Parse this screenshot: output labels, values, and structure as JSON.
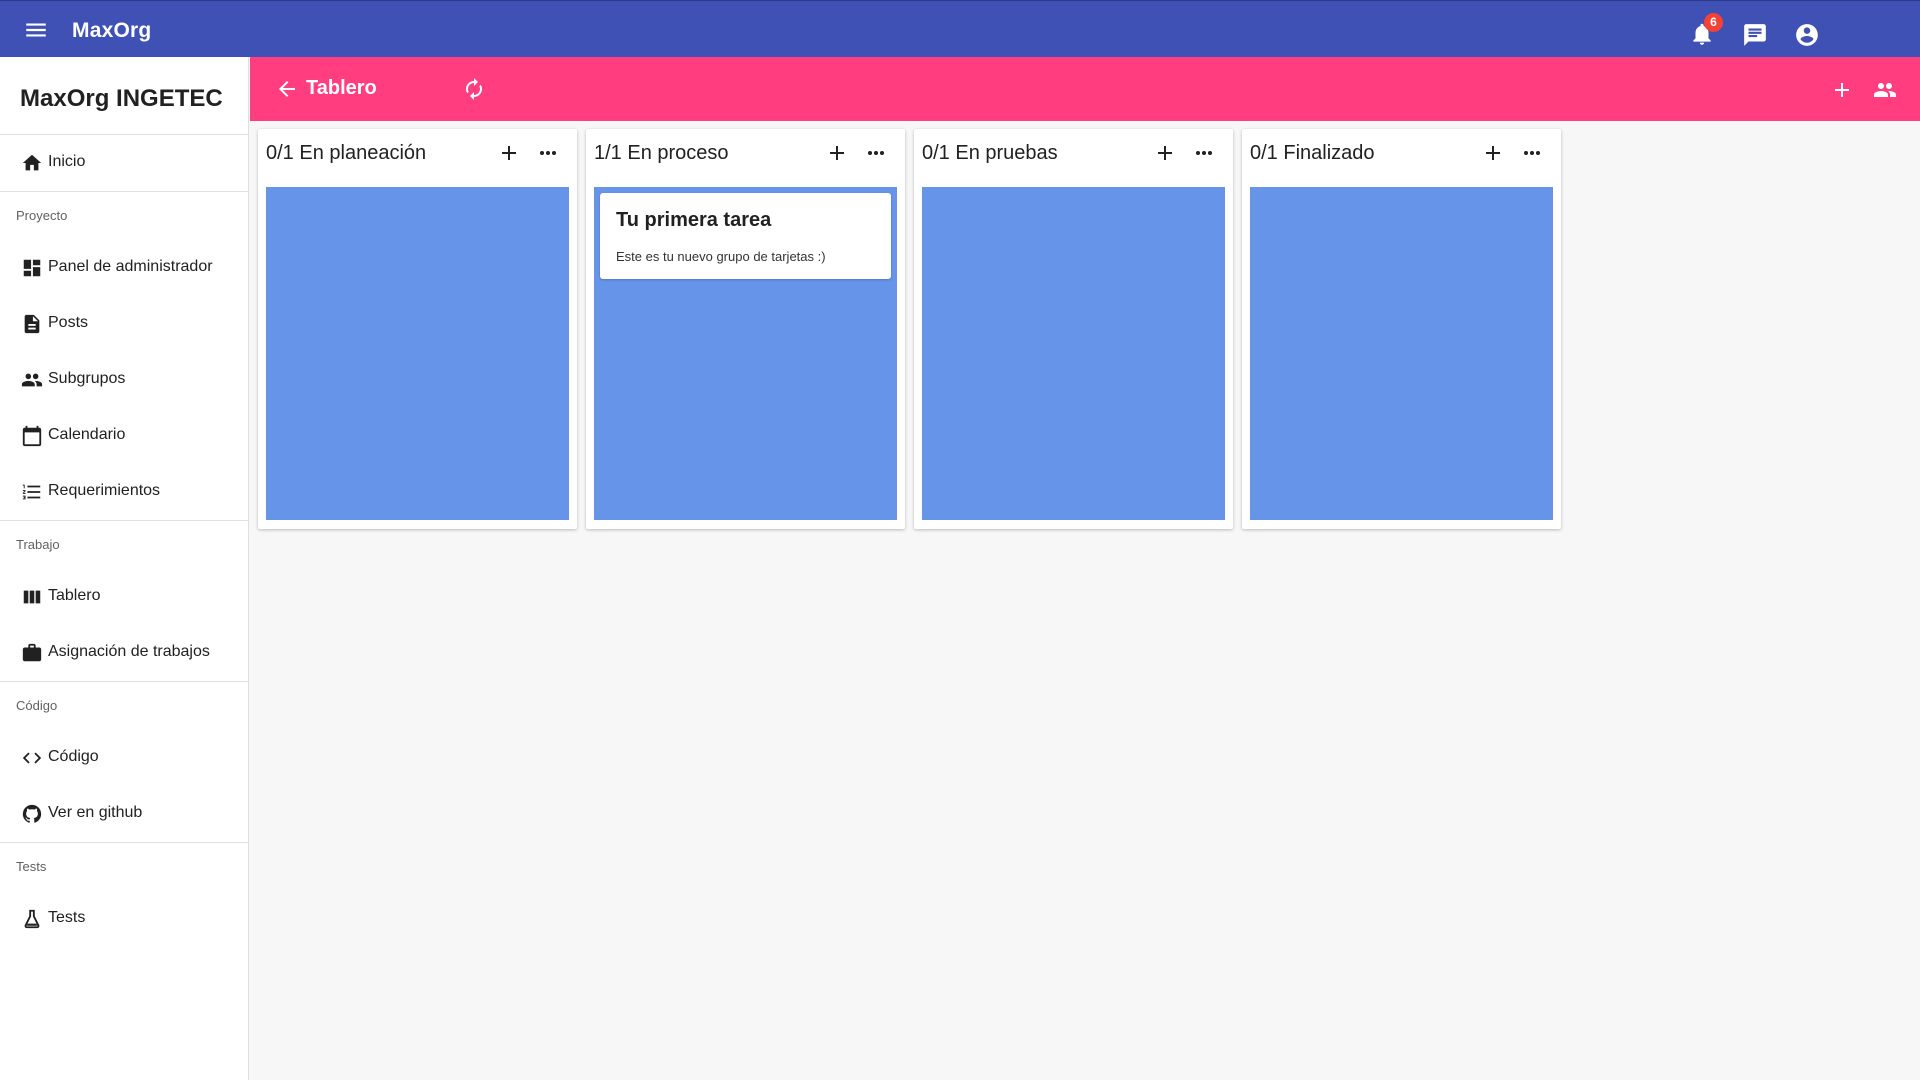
{
  "appbar": {
    "title": "MaxOrg",
    "notification_count": "6",
    "icons": [
      "menu-icon",
      "bell-icon",
      "chat-icon",
      "account-circle-icon"
    ],
    "color": "#3f51b5"
  },
  "sidebar": {
    "org_title": "MaxOrg INGETEC",
    "home_label": "Inicio",
    "sections": [
      {
        "header": "Proyecto",
        "items": [
          {
            "label": "Panel de administrador",
            "icon": "dashboard-icon"
          },
          {
            "label": "Posts",
            "icon": "document-icon"
          },
          {
            "label": "Subgrupos",
            "icon": "people-icon"
          },
          {
            "label": "Calendario",
            "icon": "calendar-icon"
          },
          {
            "label": "Requerimientos",
            "icon": "list-icon"
          }
        ]
      },
      {
        "header": "Trabajo",
        "items": [
          {
            "label": "Tablero",
            "icon": "columns-icon"
          },
          {
            "label": "Asignación de trabajos",
            "icon": "briefcase-icon"
          }
        ]
      },
      {
        "header": "Código",
        "items": [
          {
            "label": "Código",
            "icon": "code-icon"
          },
          {
            "label": "Ver en github",
            "icon": "github-icon"
          }
        ]
      },
      {
        "header": "Tests",
        "items": [
          {
            "label": "Tests",
            "icon": "flask-icon"
          }
        ]
      }
    ]
  },
  "toolbar": {
    "title": "Tablero",
    "color": "#ff3d7f",
    "icons": [
      "arrow-back-icon",
      "refresh-icon",
      "plus-icon",
      "group-icon"
    ]
  },
  "board": {
    "lane_color": "#6694e9",
    "columns": [
      {
        "title": "0/1 En planeación",
        "cards": []
      },
      {
        "title": "1/1 En proceso",
        "cards": [
          {
            "title": "Tu primera tarea",
            "description": "Este es tu nuevo grupo de tarjetas :)"
          }
        ]
      },
      {
        "title": "0/1 En pruebas",
        "cards": []
      },
      {
        "title": "0/1 Finalizado",
        "cards": []
      }
    ]
  }
}
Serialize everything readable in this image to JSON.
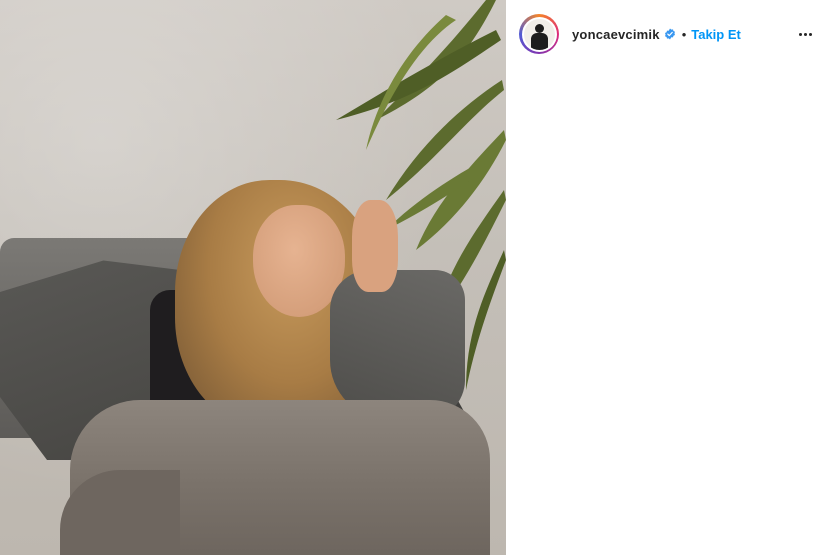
{
  "post": {
    "username": "yoncaevcimik",
    "verified_badge": "verified-badge-icon",
    "separator": "•",
    "follow_label": "Takip Et",
    "more_icon": "more-options-icon",
    "colors": {
      "follow_blue": "#0095f6",
      "text": "#262626",
      "verified_blue": "#3897f0"
    }
  }
}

#### WHAT THIS TASK INVOLVES
Scan the listing above. Gather each line that contains the word "header".

#### TASK ANSWER
        "header": "Proyecto",
        "header": "Trabajo",
        "header": "Código",
        "header": "Tests",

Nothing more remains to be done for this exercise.